Brief: State only how many lines below include the string "úroveň".

Exercise material:

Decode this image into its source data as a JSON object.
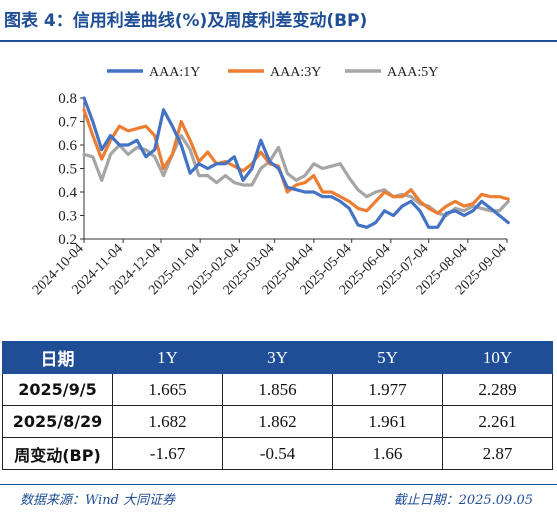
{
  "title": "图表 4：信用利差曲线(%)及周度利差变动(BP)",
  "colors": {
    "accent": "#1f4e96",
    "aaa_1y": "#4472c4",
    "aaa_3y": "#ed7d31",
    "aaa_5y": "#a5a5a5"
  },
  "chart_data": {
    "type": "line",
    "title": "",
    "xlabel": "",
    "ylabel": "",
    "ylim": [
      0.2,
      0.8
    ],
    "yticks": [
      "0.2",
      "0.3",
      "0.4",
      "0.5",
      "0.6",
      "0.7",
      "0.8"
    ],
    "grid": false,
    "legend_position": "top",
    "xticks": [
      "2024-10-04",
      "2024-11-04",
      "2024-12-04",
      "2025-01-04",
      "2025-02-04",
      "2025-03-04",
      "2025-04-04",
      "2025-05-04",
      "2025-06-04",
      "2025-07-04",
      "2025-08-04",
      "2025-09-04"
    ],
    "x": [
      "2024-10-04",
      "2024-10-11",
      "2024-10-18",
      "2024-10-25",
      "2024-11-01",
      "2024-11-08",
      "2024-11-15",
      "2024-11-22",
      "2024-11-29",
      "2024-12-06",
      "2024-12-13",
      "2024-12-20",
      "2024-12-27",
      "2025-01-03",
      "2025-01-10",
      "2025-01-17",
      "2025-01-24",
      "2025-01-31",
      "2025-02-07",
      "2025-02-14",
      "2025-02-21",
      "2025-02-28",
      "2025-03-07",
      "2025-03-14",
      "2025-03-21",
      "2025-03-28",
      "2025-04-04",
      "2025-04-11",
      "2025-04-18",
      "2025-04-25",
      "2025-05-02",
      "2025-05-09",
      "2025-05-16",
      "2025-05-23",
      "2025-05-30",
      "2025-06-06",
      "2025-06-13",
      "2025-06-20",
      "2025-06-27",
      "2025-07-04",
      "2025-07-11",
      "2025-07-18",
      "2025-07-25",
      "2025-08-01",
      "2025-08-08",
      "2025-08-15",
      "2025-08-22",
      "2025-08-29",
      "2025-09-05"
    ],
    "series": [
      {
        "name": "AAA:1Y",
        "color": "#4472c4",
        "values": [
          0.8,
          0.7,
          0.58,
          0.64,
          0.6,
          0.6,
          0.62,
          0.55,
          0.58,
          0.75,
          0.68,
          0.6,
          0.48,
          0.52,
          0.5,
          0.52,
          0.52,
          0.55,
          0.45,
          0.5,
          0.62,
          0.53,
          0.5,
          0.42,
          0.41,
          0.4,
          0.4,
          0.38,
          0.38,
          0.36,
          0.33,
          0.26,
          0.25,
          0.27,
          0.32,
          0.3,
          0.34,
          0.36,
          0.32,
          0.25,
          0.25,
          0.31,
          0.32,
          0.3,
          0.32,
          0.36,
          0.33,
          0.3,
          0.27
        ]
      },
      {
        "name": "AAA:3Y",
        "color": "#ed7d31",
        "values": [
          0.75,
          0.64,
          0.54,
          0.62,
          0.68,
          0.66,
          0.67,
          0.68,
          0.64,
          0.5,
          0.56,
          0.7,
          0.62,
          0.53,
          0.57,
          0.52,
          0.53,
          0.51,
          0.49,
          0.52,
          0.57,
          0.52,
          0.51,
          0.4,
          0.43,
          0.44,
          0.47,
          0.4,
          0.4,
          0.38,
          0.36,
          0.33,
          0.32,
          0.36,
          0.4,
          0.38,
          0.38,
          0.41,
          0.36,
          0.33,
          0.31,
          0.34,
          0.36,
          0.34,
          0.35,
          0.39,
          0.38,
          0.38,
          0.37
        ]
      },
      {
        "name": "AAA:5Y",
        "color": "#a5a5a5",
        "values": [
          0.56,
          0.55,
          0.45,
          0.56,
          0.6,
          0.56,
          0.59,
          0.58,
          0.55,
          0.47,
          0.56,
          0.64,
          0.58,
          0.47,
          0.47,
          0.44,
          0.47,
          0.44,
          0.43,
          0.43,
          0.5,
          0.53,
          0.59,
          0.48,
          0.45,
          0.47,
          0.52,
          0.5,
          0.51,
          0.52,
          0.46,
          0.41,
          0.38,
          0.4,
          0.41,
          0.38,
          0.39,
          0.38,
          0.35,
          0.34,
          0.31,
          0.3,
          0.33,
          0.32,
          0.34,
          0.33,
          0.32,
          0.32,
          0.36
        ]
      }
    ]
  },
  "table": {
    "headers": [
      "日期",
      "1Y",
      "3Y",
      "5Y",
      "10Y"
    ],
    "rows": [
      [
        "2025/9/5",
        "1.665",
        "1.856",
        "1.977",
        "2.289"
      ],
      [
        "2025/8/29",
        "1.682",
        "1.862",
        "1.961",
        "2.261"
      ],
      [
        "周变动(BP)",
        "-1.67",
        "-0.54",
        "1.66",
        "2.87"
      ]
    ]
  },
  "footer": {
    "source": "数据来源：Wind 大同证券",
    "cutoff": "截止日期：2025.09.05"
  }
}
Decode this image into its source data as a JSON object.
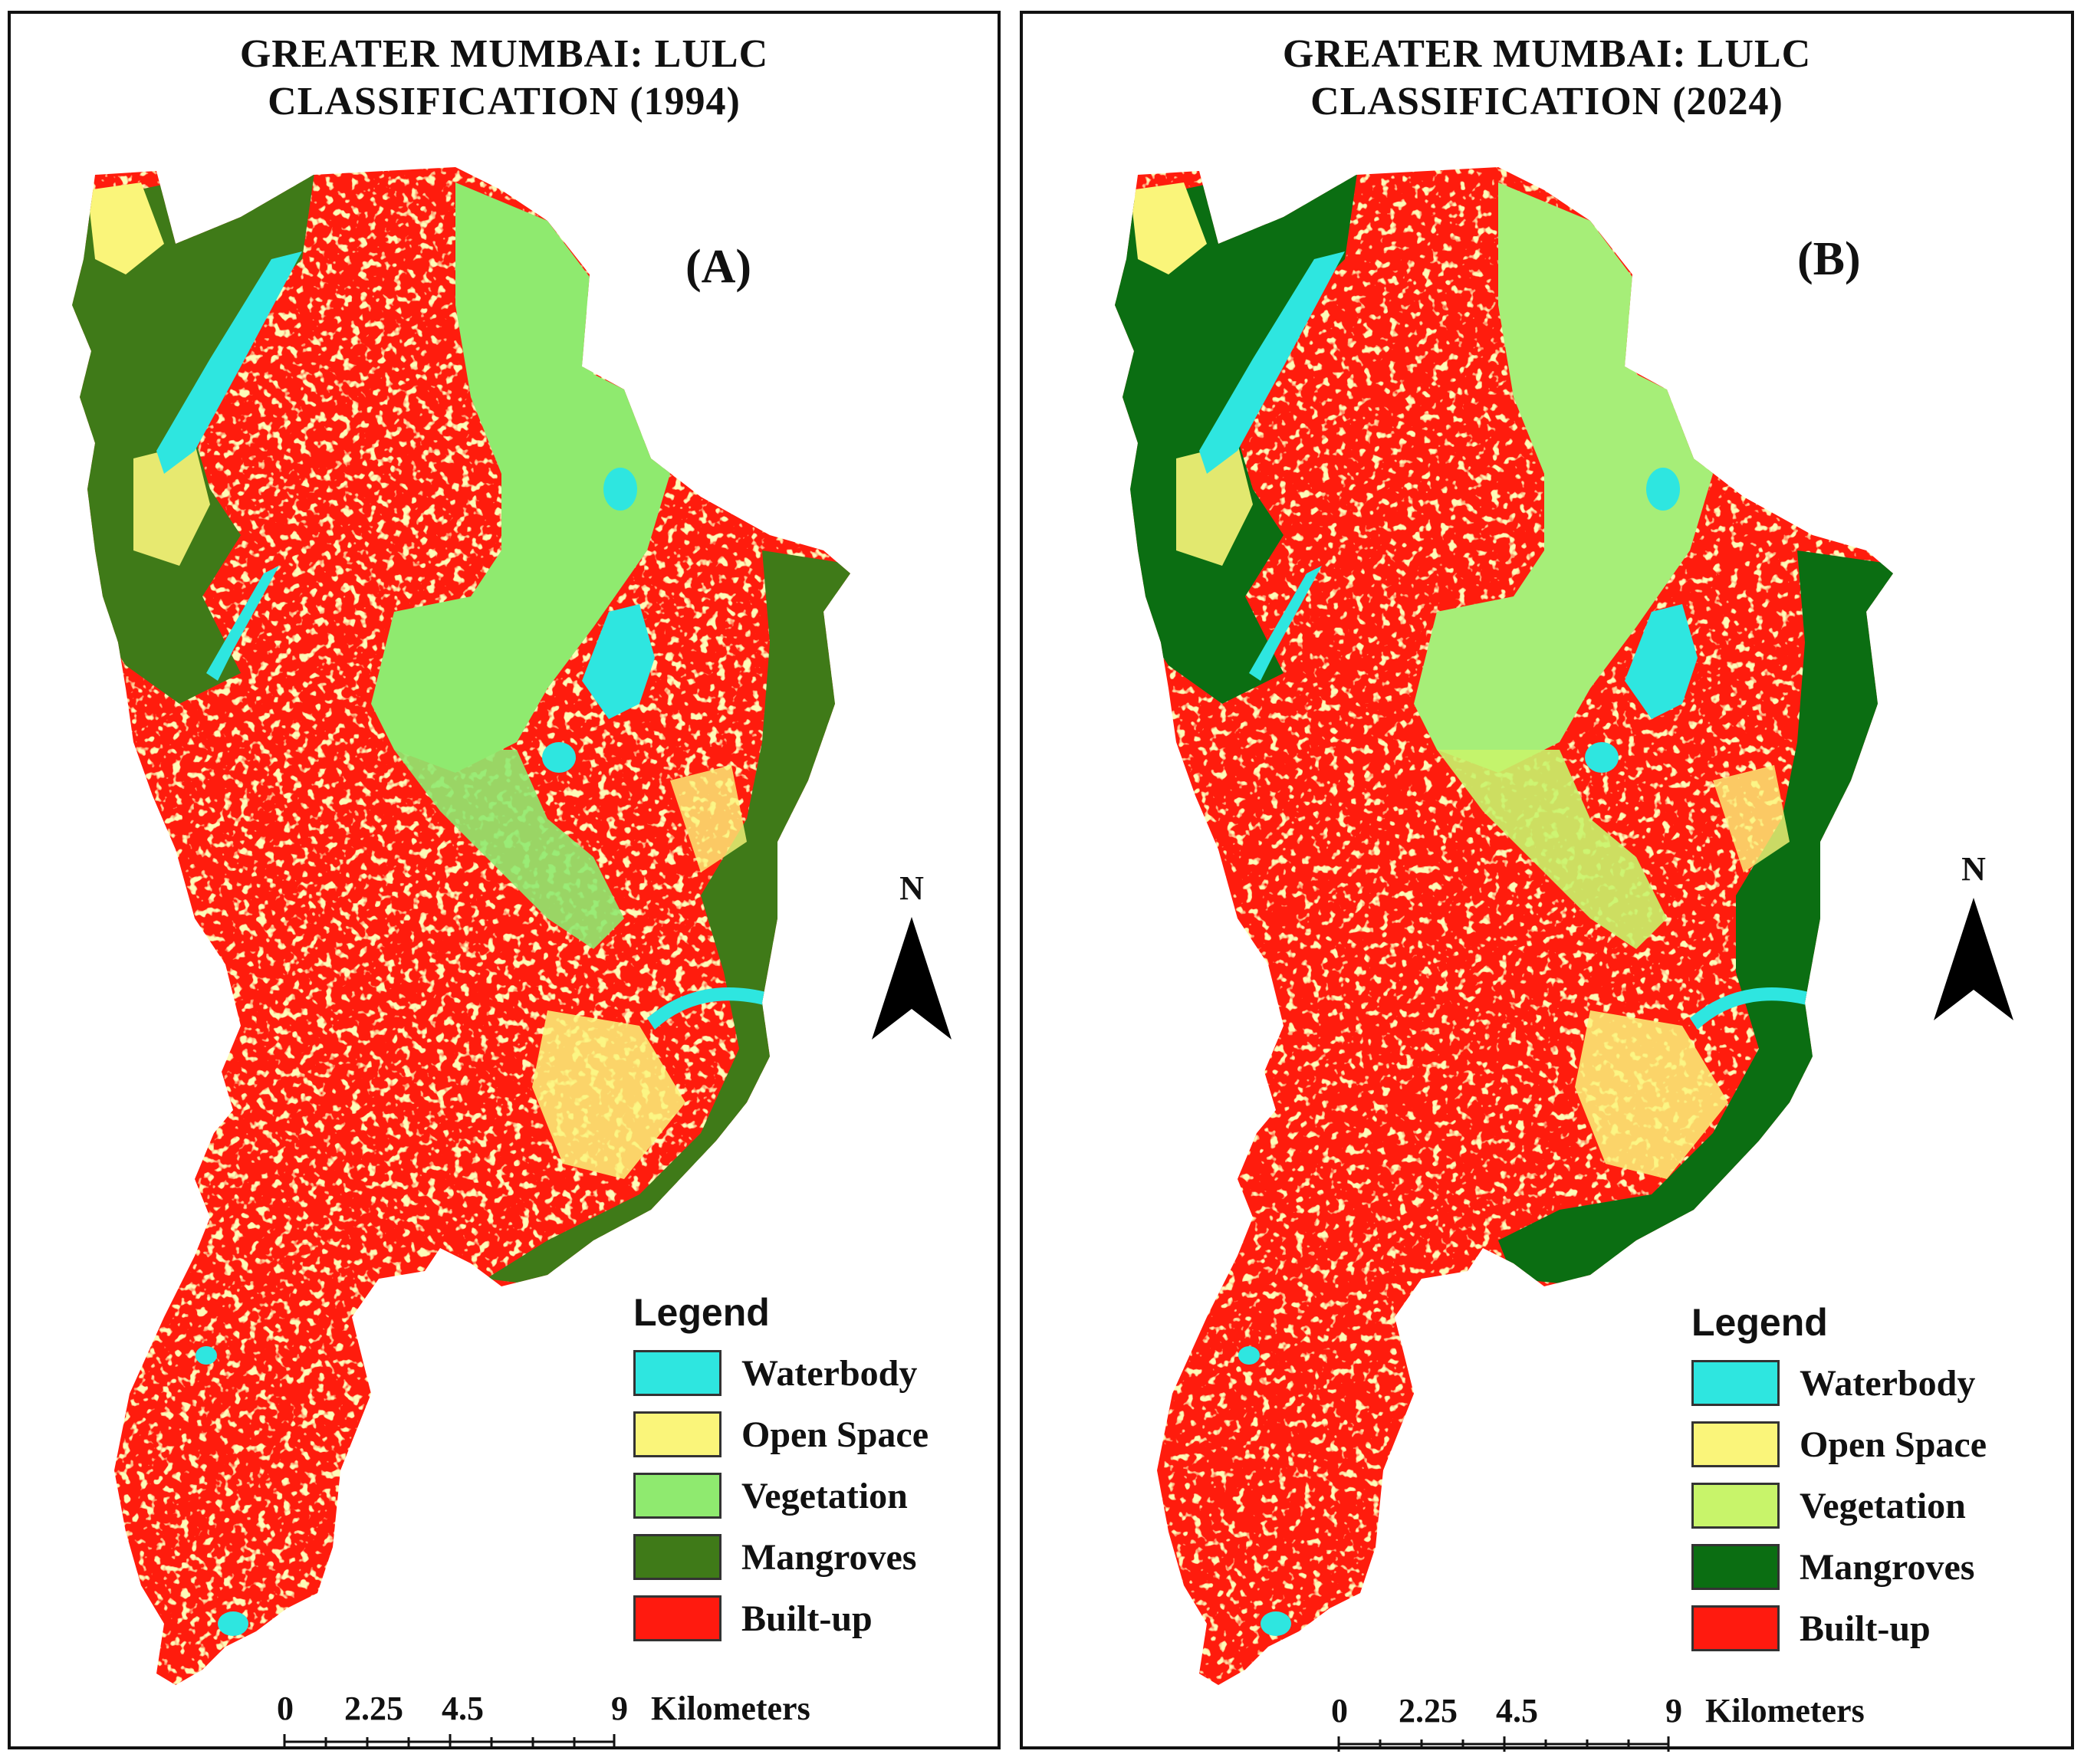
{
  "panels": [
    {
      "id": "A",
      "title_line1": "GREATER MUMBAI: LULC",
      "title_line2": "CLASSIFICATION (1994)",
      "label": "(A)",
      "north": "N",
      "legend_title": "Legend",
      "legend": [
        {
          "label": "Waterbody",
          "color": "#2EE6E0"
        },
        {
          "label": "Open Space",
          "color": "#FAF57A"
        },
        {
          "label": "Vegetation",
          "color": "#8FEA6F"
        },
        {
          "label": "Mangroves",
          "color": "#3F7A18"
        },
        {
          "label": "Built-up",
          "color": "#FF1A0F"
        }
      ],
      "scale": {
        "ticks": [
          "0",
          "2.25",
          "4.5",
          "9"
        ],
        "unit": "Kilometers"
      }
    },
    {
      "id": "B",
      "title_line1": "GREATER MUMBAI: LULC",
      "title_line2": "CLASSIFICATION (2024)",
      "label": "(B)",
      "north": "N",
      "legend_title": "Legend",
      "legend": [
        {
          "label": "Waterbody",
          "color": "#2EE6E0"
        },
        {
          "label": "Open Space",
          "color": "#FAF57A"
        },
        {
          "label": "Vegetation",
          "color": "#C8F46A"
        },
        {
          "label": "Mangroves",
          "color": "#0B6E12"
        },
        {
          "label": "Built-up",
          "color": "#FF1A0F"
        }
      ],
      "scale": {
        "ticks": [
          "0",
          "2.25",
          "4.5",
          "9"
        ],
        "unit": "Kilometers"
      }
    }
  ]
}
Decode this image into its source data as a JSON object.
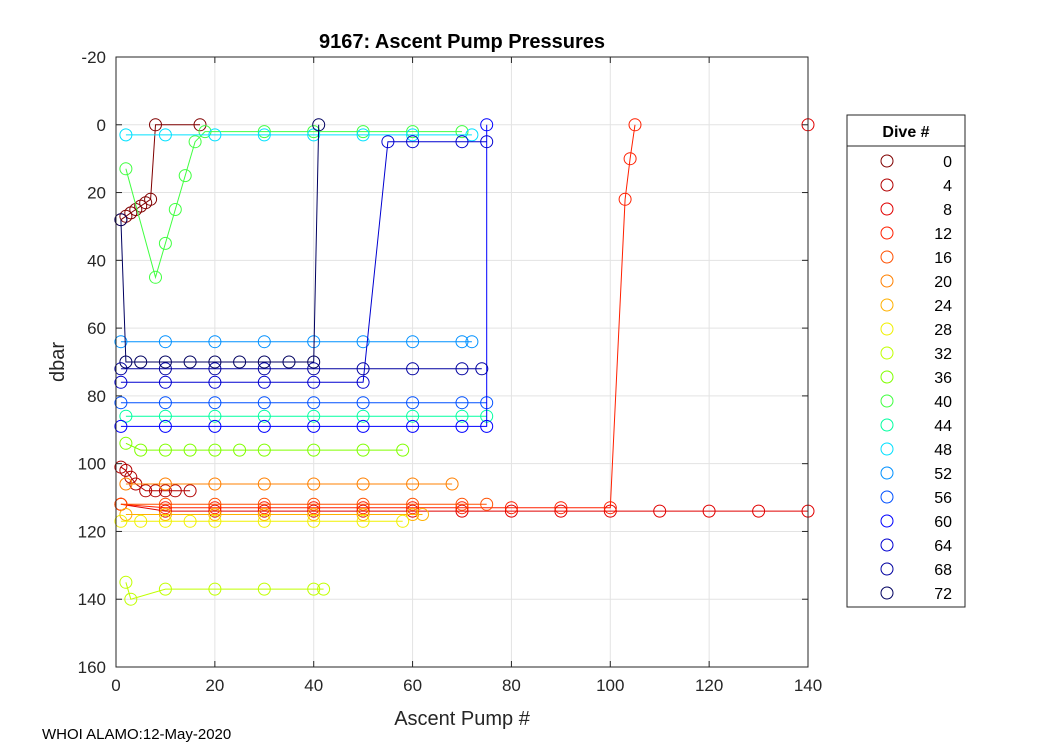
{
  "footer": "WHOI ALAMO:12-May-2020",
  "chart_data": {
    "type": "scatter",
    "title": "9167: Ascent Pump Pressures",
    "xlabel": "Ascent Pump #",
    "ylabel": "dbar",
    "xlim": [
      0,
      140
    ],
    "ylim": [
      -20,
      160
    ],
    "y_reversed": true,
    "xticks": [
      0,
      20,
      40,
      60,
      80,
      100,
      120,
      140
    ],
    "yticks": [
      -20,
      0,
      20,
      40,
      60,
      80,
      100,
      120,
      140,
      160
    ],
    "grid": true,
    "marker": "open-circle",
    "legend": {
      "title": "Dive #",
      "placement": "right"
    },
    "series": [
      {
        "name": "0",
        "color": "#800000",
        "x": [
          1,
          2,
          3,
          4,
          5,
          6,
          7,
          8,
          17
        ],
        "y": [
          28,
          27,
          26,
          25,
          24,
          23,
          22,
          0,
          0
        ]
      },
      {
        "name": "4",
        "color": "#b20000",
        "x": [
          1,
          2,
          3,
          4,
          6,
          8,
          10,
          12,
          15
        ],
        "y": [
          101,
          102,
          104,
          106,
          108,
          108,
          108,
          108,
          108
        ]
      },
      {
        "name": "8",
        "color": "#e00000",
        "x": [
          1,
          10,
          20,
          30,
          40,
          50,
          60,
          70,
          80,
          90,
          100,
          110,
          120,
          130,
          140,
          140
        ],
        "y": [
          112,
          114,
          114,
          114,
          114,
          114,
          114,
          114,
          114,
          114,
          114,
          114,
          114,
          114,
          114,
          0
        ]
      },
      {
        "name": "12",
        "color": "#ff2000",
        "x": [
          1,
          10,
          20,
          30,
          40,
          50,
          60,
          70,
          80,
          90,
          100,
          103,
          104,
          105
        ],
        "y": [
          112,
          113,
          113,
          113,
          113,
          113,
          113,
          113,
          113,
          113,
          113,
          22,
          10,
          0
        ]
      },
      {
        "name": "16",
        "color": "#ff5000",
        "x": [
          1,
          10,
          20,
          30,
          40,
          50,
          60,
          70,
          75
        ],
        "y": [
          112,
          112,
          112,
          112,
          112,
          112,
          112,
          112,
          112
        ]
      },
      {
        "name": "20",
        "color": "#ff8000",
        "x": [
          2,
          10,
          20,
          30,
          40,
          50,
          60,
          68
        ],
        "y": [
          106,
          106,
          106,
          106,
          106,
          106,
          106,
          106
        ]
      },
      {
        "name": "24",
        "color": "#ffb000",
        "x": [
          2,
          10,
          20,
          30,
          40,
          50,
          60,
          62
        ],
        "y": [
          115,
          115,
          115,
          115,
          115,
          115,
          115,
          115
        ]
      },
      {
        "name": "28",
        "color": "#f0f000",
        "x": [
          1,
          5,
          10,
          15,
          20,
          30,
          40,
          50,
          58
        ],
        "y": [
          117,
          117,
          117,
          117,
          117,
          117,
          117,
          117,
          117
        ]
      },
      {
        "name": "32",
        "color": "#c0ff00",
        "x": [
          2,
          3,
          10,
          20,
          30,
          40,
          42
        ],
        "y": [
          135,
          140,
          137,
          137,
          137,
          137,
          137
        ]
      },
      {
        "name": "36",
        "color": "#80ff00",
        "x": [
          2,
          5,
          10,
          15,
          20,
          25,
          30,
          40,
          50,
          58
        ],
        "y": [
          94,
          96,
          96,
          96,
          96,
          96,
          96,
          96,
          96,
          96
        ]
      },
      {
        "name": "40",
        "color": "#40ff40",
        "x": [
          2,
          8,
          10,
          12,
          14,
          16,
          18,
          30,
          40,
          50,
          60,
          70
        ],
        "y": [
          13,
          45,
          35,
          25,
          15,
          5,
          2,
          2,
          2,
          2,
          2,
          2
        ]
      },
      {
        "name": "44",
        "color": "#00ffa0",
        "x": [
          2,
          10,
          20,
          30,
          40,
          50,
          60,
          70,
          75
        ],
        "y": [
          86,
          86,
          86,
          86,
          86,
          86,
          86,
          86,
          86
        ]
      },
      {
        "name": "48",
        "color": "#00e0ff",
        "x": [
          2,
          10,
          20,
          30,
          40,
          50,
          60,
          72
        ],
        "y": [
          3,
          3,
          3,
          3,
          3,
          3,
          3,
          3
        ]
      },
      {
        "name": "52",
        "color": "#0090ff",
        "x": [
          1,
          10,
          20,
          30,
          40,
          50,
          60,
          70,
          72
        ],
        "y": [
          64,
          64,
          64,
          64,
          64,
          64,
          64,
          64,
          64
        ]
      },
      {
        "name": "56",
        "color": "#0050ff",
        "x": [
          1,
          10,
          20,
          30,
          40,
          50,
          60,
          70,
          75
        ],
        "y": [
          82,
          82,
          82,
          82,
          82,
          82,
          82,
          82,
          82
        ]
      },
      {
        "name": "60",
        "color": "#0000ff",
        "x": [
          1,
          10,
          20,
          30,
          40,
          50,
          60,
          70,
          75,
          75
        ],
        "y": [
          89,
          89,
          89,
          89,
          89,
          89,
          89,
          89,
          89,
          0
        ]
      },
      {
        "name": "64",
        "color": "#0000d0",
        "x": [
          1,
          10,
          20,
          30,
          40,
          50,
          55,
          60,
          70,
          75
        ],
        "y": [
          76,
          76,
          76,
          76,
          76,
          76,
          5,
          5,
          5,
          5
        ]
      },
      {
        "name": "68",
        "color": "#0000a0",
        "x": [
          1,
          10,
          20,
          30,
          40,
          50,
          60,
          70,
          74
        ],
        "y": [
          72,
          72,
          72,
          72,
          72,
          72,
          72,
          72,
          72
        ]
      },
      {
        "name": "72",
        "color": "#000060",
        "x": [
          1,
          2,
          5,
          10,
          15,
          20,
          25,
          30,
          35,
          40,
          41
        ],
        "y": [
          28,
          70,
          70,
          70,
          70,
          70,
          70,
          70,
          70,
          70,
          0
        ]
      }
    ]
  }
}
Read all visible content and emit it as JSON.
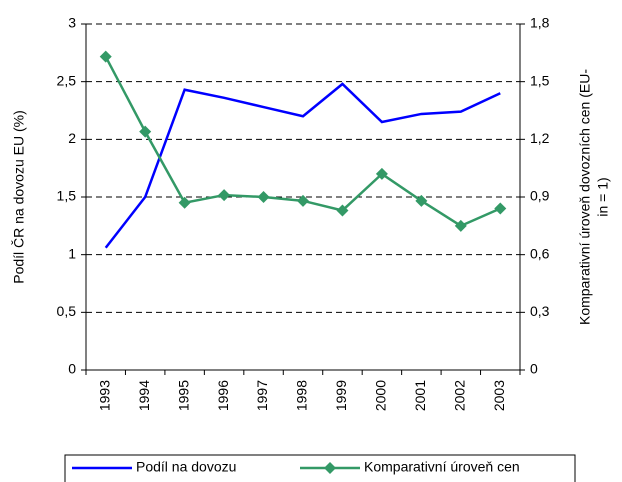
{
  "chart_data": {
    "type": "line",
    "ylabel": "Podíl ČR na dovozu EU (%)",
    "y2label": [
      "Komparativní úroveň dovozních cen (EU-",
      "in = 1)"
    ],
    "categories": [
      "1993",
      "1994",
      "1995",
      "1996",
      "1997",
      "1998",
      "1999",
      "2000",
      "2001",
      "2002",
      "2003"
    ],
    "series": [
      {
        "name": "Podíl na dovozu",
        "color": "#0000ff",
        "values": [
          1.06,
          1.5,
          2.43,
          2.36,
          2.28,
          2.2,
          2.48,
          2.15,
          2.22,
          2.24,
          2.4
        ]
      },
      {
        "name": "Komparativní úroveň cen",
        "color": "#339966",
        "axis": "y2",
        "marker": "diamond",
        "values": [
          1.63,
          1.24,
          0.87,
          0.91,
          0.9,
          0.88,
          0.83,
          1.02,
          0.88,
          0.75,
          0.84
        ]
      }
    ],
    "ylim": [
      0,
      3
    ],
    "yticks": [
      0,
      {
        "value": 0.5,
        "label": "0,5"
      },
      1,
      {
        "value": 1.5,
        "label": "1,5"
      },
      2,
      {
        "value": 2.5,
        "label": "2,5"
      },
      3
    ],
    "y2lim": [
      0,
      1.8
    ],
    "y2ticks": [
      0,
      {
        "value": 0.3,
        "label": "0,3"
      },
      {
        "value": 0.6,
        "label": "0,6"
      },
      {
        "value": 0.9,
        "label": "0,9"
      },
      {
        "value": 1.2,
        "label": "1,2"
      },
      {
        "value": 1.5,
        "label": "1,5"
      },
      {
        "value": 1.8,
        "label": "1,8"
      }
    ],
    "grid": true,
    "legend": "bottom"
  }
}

Worked answer: 2